GIVEN RECORDS |
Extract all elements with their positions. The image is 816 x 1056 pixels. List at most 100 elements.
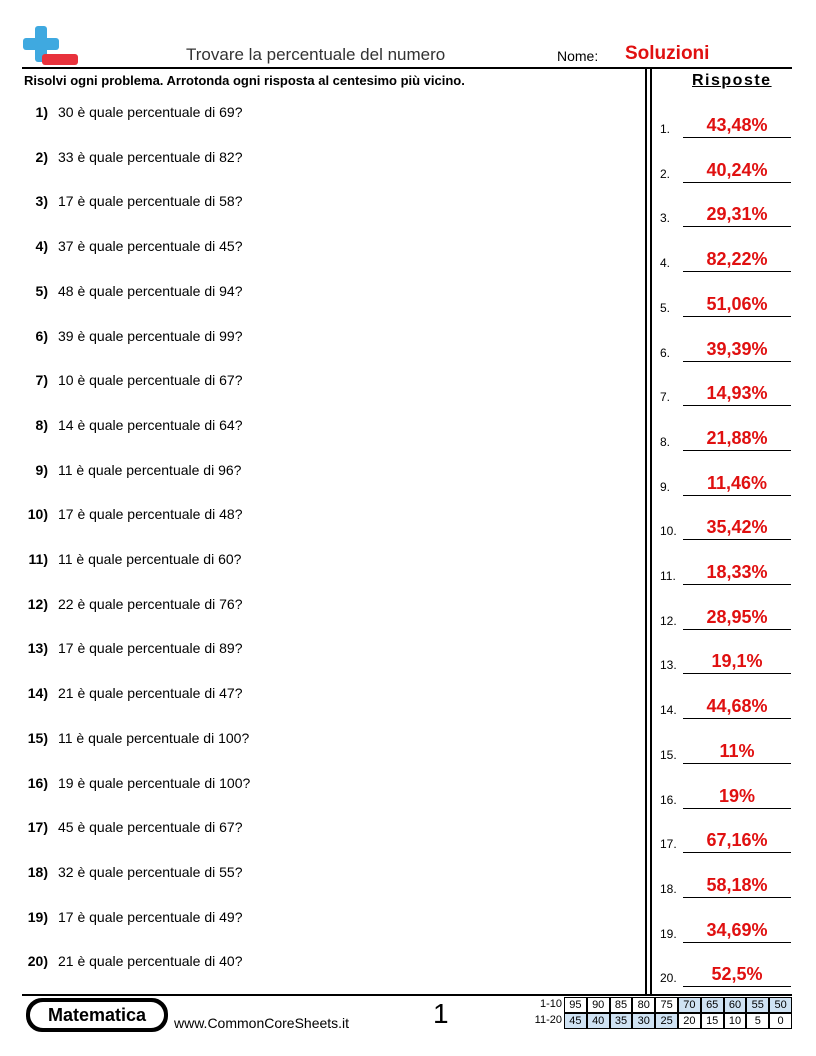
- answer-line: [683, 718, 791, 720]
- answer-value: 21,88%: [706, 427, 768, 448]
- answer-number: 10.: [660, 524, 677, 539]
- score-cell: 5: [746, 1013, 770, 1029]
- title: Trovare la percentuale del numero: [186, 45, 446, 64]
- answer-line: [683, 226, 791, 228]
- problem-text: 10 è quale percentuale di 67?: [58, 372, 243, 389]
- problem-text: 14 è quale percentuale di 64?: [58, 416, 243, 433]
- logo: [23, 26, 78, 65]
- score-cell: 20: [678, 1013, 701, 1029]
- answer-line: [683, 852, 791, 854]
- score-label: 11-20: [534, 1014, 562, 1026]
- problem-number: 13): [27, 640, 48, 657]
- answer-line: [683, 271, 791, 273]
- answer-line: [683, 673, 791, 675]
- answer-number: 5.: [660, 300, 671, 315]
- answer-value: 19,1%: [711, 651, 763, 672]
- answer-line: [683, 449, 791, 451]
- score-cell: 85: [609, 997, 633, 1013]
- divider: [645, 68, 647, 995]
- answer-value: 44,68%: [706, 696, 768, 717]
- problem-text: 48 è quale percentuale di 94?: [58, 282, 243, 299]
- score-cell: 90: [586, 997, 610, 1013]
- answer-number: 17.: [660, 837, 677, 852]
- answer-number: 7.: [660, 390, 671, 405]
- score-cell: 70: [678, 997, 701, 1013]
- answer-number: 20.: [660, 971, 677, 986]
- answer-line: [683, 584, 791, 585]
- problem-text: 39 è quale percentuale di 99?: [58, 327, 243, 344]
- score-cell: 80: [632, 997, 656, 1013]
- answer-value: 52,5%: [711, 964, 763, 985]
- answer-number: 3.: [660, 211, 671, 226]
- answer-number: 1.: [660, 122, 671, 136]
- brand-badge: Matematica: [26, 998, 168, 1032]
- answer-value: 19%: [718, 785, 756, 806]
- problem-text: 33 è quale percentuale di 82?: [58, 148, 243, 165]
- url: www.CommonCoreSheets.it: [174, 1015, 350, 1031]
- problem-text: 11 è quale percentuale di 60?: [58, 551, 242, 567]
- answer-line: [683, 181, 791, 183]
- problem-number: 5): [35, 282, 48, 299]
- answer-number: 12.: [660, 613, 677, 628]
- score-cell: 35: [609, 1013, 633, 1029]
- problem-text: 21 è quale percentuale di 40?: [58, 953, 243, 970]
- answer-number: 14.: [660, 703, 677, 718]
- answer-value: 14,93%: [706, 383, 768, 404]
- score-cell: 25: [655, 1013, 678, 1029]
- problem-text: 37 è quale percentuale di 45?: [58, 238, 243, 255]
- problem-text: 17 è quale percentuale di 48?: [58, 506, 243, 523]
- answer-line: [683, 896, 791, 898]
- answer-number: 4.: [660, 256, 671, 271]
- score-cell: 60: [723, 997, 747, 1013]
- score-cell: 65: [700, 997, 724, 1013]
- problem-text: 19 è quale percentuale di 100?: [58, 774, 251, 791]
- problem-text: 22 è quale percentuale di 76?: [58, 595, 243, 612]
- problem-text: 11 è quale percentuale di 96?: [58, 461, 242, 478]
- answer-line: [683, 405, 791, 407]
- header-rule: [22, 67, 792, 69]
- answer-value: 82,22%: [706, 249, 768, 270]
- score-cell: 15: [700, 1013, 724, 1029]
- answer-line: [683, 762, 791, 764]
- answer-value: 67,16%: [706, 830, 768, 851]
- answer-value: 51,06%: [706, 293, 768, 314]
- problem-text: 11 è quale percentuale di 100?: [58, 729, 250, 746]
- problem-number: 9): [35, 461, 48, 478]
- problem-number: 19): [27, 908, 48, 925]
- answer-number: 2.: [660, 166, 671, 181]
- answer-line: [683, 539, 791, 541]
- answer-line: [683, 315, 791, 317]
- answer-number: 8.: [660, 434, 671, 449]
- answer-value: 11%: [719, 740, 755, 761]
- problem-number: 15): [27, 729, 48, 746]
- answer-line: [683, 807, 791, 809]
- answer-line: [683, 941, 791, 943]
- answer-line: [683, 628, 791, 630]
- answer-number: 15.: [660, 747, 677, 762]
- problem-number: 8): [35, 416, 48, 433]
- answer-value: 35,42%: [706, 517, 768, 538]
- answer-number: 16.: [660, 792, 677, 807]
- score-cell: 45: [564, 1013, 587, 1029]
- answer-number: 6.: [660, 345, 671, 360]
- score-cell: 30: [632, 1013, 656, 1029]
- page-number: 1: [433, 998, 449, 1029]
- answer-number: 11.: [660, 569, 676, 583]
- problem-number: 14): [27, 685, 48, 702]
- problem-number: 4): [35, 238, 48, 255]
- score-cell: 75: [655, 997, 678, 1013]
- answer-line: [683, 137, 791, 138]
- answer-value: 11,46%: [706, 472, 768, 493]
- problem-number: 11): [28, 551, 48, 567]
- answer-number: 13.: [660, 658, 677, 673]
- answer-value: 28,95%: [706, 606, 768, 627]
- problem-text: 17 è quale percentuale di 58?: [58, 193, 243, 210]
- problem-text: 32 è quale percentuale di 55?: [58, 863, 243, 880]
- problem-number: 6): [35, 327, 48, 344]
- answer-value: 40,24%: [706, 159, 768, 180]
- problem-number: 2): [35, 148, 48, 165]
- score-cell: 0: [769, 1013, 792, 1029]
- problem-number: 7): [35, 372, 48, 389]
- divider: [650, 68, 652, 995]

AIM |
Copy all the lines above exactly as they appear, but leave the pictures out of your answer.

RESULT OF THIS TASK |
Extract all elements with their positions. The image is 816 x 1056 pixels. List at most 100 elements.
- answer-line: [683, 718, 791, 720]
- answer-value: 21,88%: [706, 427, 768, 448]
- answer-number: 10.: [660, 524, 677, 539]
- score-cell: 5: [746, 1013, 770, 1029]
- title: Trovare la percentuale del numero: [186, 45, 446, 64]
- answer-line: [683, 226, 791, 228]
- problem-text: 10 è quale percentuale di 67?: [58, 372, 243, 389]
- problem-text: 14 è quale percentuale di 64?: [58, 416, 243, 433]
- logo: [23, 26, 78, 65]
- score-cell: 20: [678, 1013, 701, 1029]
- answer-line: [683, 852, 791, 854]
- score-label: 11-20: [534, 1014, 562, 1026]
- problem-number: 13): [27, 640, 48, 657]
- answer-line: [683, 271, 791, 273]
- answer-line: [683, 673, 791, 675]
- answer-number: 5.: [660, 300, 671, 315]
- answer-value: 19,1%: [711, 651, 763, 672]
- answer-line: [683, 449, 791, 451]
- score-cell: 85: [609, 997, 633, 1013]
- divider: [645, 68, 647, 995]
- answer-value: 44,68%: [706, 696, 768, 717]
- problem-text: 48 è quale percentuale di 94?: [58, 282, 243, 299]
- score-cell: 90: [586, 997, 610, 1013]
- answer-number: 17.: [660, 837, 677, 852]
- answer-number: 7.: [660, 390, 671, 405]
- score-cell: 70: [678, 997, 701, 1013]
- answer-number: 20.: [660, 971, 677, 986]
- answer-line: [683, 584, 791, 585]
- problem-text: 39 è quale percentuale di 99?: [58, 327, 243, 344]
- score-cell: 80: [632, 997, 656, 1013]
- answer-value: 52,5%: [711, 964, 763, 985]
- answer-number: 3.: [660, 211, 671, 226]
- answer-number: 1.: [660, 122, 671, 136]
- brand-badge: Matematica: [26, 998, 168, 1032]
- answer-value: 19%: [718, 785, 756, 806]
- problem-text: 33 è quale percentuale di 82?: [58, 148, 243, 165]
- url: www.CommonCoreSheets.it: [174, 1015, 350, 1031]
- problem-text: 11 è quale percentuale di 60?: [58, 551, 242, 567]
- answer-line: [683, 181, 791, 183]
- problem-number: 5): [35, 282, 48, 299]
- answer-number: 12.: [660, 613, 677, 628]
- score-cell: 35: [609, 1013, 633, 1029]
- problem-text: 21 è quale percentuale di 40?: [58, 953, 243, 970]
- answer-number: 14.: [660, 703, 677, 718]
- answer-value: 14,93%: [706, 383, 768, 404]
- score-cell: 25: [655, 1013, 678, 1029]
- problem-text: 37 è quale percentuale di 45?: [58, 238, 243, 255]
- problem-text: 17 è quale percentuale di 48?: [58, 506, 243, 523]
- answer-line: [683, 896, 791, 898]
- answer-number: 4.: [660, 256, 671, 271]
- score-cell: 60: [723, 997, 747, 1013]
- score-cell: 65: [700, 997, 724, 1013]
- problem-text: 19 è quale percentuale di 100?: [58, 774, 251, 791]
- problem-text: 22 è quale percentuale di 76?: [58, 595, 243, 612]
- problem-text: 11 è quale percentuale di 96?: [58, 461, 242, 478]
- answer-line: [683, 405, 791, 407]
- header-rule: [22, 67, 792, 69]
- answer-value: 82,22%: [706, 249, 768, 270]
- score-cell: 15: [700, 1013, 724, 1029]
- answer-line: [683, 762, 791, 764]
- answer-value: 67,16%: [706, 830, 768, 851]
- answer-value: 51,06%: [706, 293, 768, 314]
- problem-text: 11 è quale percentuale di 100?: [58, 729, 250, 746]
- problem-number: 9): [35, 461, 48, 478]
- problem-number: 19): [27, 908, 48, 925]
- answer-number: 2.: [660, 166, 671, 181]
- answer-line: [683, 539, 791, 541]
- answer-line: [683, 315, 791, 317]
- answer-number: 8.: [660, 434, 671, 449]
- answer-value: 11%: [719, 740, 755, 761]
- problem-number: 15): [27, 729, 48, 746]
- answer-line: [683, 807, 791, 809]
- answer-line: [683, 941, 791, 943]
- answer-line: [683, 628, 791, 630]
- answer-number: 15.: [660, 747, 677, 762]
- problem-number: 8): [35, 416, 48, 433]
- answer-value: 35,42%: [706, 517, 768, 538]
- answer-number: 16.: [660, 792, 677, 807]
- score-cell: 45: [564, 1013, 587, 1029]
- answer-number: 6.: [660, 345, 671, 360]
- score-cell: 30: [632, 1013, 656, 1029]
- page-number: 1: [433, 998, 449, 1029]
- answer-number: 11.: [660, 569, 676, 583]
- problem-number: 14): [27, 685, 48, 702]
- problem-number: 4): [35, 238, 48, 255]
- score-cell: 75: [655, 997, 678, 1013]
- answer-line: [683, 137, 791, 138]
- answer-value: 11,46%: [706, 472, 768, 493]
- problem-number: 11): [28, 551, 48, 567]
- answer-number: 13.: [660, 658, 677, 673]
- answer-value: 28,95%: [706, 606, 768, 627]
- problem-text: 17 è quale percentuale di 58?: [58, 193, 243, 210]
- problem-text: 32 è quale percentuale di 55?: [58, 863, 243, 880]
- problem-number: 6): [35, 327, 48, 344]
- answer-value: 40,24%: [706, 159, 768, 180]
- problem-number: 2): [35, 148, 48, 165]
- score-cell: 0: [769, 1013, 792, 1029]
- problem-number: 7): [35, 372, 48, 389]
- divider: [650, 68, 652, 995]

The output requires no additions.